Extract from the listing each line in which the word "details" appears.

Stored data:
=====
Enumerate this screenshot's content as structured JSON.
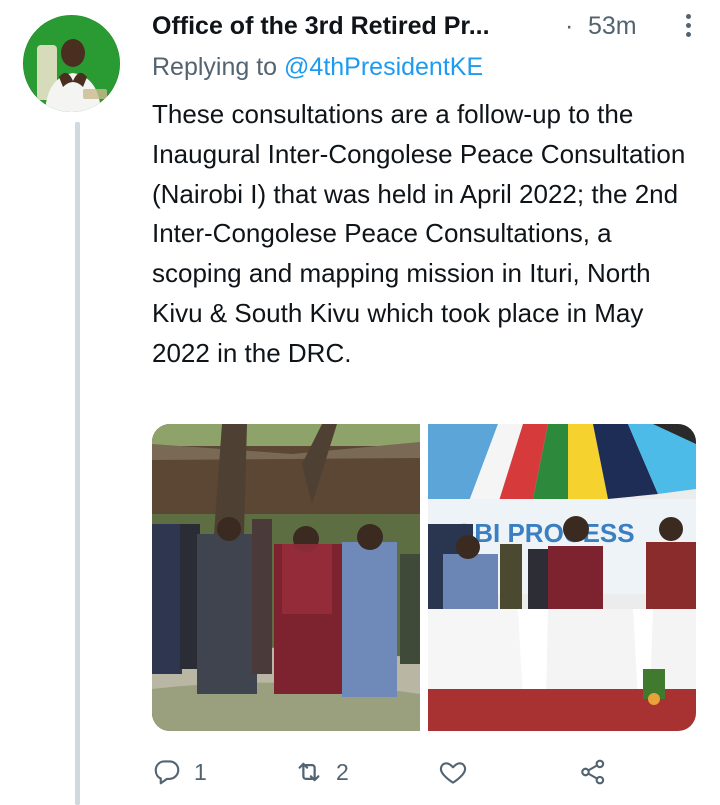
{
  "tweet": {
    "author_name": "Office of the 3rd Retired Pr...",
    "separator": "·",
    "timestamp": "53m",
    "replying_prefix": "Replying to",
    "replying_handle": "@4thPresidentKE",
    "text": "These consultations are a follow-up to the Inaugural Inter-Congolese Peace Consultation (Nairobi I) that was held in April 2022; the 2nd Inter-Congolese Peace Consultations, a scoping and mapping mission in Ituri, North Kivu & South Kivu which took place in May 2022 in the DRC.",
    "photo_right_banner_text": "IROBI PROCESS"
  },
  "actions": {
    "reply_count": "1",
    "retweet_count": "2",
    "like_count": "",
    "icons": [
      "reply-icon",
      "retweet-icon",
      "like-icon",
      "share-icon"
    ]
  },
  "colors": {
    "text_primary": "#0f1419",
    "text_secondary": "#536471",
    "link": "#1d9bf0",
    "thread_line": "#cfd9de"
  }
}
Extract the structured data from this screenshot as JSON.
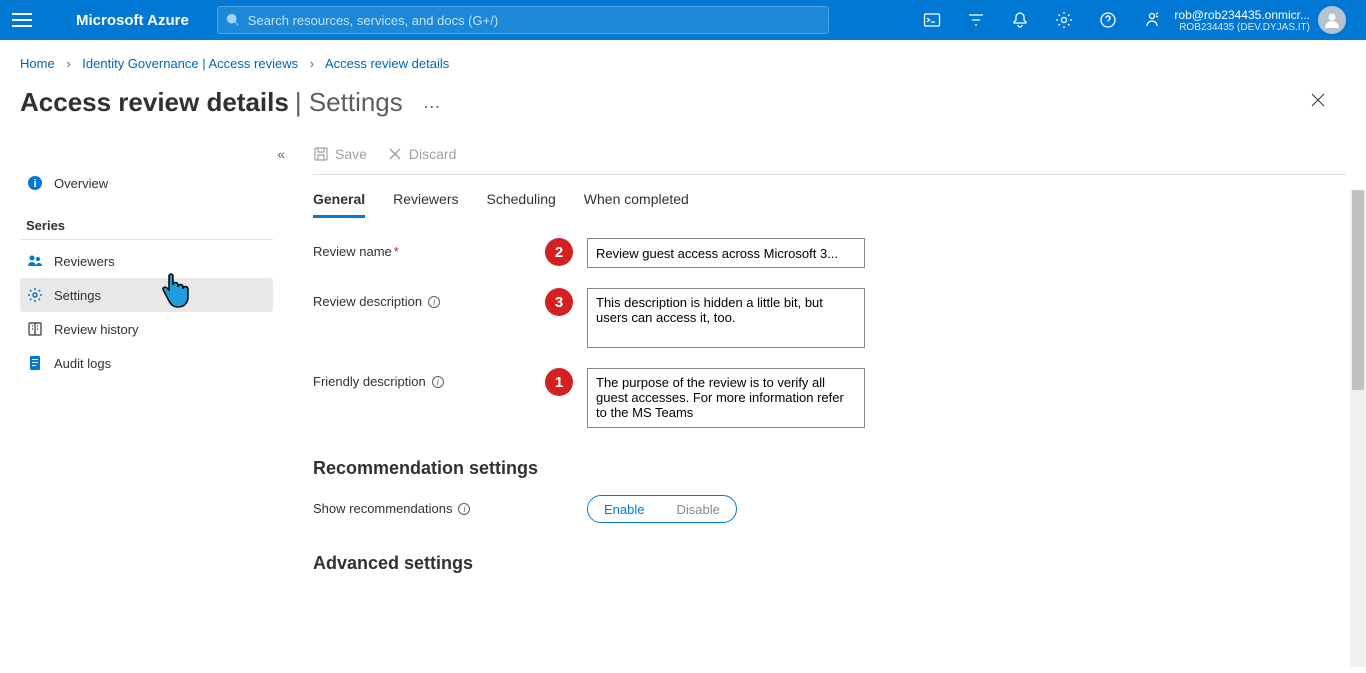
{
  "header": {
    "brand": "Microsoft Azure",
    "search_placeholder": "Search resources, services, and docs (G+/)",
    "user_email": "rob@rob234435.onmicr...",
    "user_tenant": "ROB234435 (DEV.DYJAS.IT)"
  },
  "breadcrumb": {
    "items": [
      {
        "label": "Home",
        "link": true
      },
      {
        "label": "Identity Governance | Access reviews",
        "link": true
      },
      {
        "label": "Access review details",
        "link": true
      }
    ]
  },
  "title": {
    "main": "Access review details",
    "sub": "| Settings"
  },
  "toolbar": {
    "save": "Save",
    "discard": "Discard"
  },
  "sidebar": {
    "overview": "Overview",
    "series_heading": "Series",
    "reviewers": "Reviewers",
    "settings": "Settings",
    "review_history": "Review history",
    "audit_logs": "Audit logs"
  },
  "tabs": {
    "general": "General",
    "reviewers": "Reviewers",
    "scheduling": "Scheduling",
    "when_completed": "When completed"
  },
  "form": {
    "review_name_label": "Review name",
    "review_name_value": "Review guest access across Microsoft 3...",
    "review_desc_label": "Review description",
    "review_desc_value": "This description is hidden a little bit, but users can access it, too.",
    "friendly_desc_label": "Friendly description",
    "friendly_desc_value": "The purpose of the review is to verify all guest accesses. For more information refer to the MS Teams",
    "badges": {
      "a": "2",
      "b": "3",
      "c": "1"
    }
  },
  "recommendation": {
    "heading": "Recommendation settings",
    "show_label": "Show recommendations",
    "enable": "Enable",
    "disable": "Disable"
  },
  "advanced": {
    "heading": "Advanced settings"
  }
}
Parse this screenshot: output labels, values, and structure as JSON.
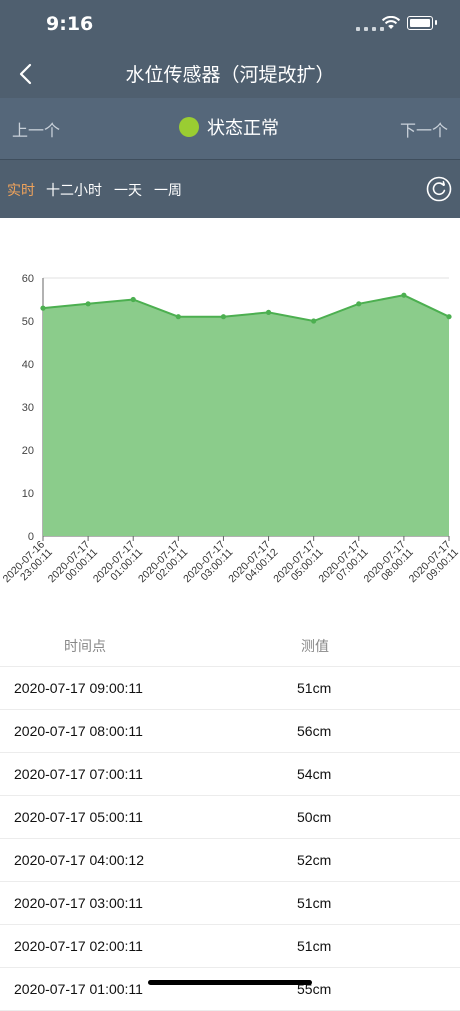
{
  "status_bar": {
    "time": "9:16"
  },
  "header": {
    "title": "水位传感器（河堤改扩）"
  },
  "nav": {
    "prev": "上一个",
    "next": "下一个",
    "state": "状态正常",
    "state_color": "#9acd32"
  },
  "tabs": [
    {
      "label": "实时",
      "active": true
    },
    {
      "label": "十二小时",
      "active": false
    },
    {
      "label": "一天",
      "active": false
    },
    {
      "label": "一周",
      "active": false
    }
  ],
  "colors": {
    "header_bg": "#4f5f6f",
    "accent": "#f0a35b",
    "series_line": "#4caf50",
    "series_fill": "#8bcc8b"
  },
  "chart_data": {
    "type": "area",
    "x": [
      "2020-07-16 23:00:11",
      "2020-07-17 00:00:11",
      "2020-07-17 01:00:11",
      "2020-07-17 02:00:11",
      "2020-07-17 03:00:11",
      "2020-07-17 04:00:12",
      "2020-07-17 05:00:11",
      "2020-07-17 07:00:11",
      "2020-07-17 08:00:11",
      "2020-07-17 09:00:11"
    ],
    "x_tick_lines": [
      [
        "2020-07-16",
        "23:00:11"
      ],
      [
        "2020-07-17",
        "00:00:11"
      ],
      [
        "2020-07-17",
        "01:00:11"
      ],
      [
        "2020-07-17",
        "02:00:11"
      ],
      [
        "2020-07-17",
        "03:00:11"
      ],
      [
        "2020-07-17",
        "04:00:12"
      ],
      [
        "2020-07-17",
        "05:00:11"
      ],
      [
        "2020-07-17",
        "07:00:11"
      ],
      [
        "2020-07-17",
        "08:00:11"
      ],
      [
        "2020-07-17",
        "09:00:11"
      ]
    ],
    "series": [
      {
        "values": [
          53,
          54,
          55,
          51,
          51,
          52,
          50,
          54,
          56,
          51
        ]
      }
    ],
    "ylim": [
      0,
      60
    ],
    "y_ticks": [
      0,
      10,
      20,
      30,
      40,
      50,
      60
    ],
    "grid": true
  },
  "table": {
    "headers": {
      "time": "时间点",
      "value": "测值"
    },
    "rows": [
      {
        "time": "2020-07-17 09:00:11",
        "value": "51cm"
      },
      {
        "time": "2020-07-17 08:00:11",
        "value": "56cm"
      },
      {
        "time": "2020-07-17 07:00:11",
        "value": "54cm"
      },
      {
        "time": "2020-07-17 05:00:11",
        "value": "50cm"
      },
      {
        "time": "2020-07-17 04:00:12",
        "value": "52cm"
      },
      {
        "time": "2020-07-17 03:00:11",
        "value": "51cm"
      },
      {
        "time": "2020-07-17 02:00:11",
        "value": "51cm"
      },
      {
        "time": "2020-07-17 01:00:11",
        "value": "55cm"
      }
    ]
  },
  "icons": {
    "back": "chevron-left-icon",
    "refresh": "refresh-icon",
    "wifi": "wifi-icon",
    "battery": "battery-icon"
  }
}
=====
# SOLUTION:
        "label": "Access review details",
    "main": "Access review details",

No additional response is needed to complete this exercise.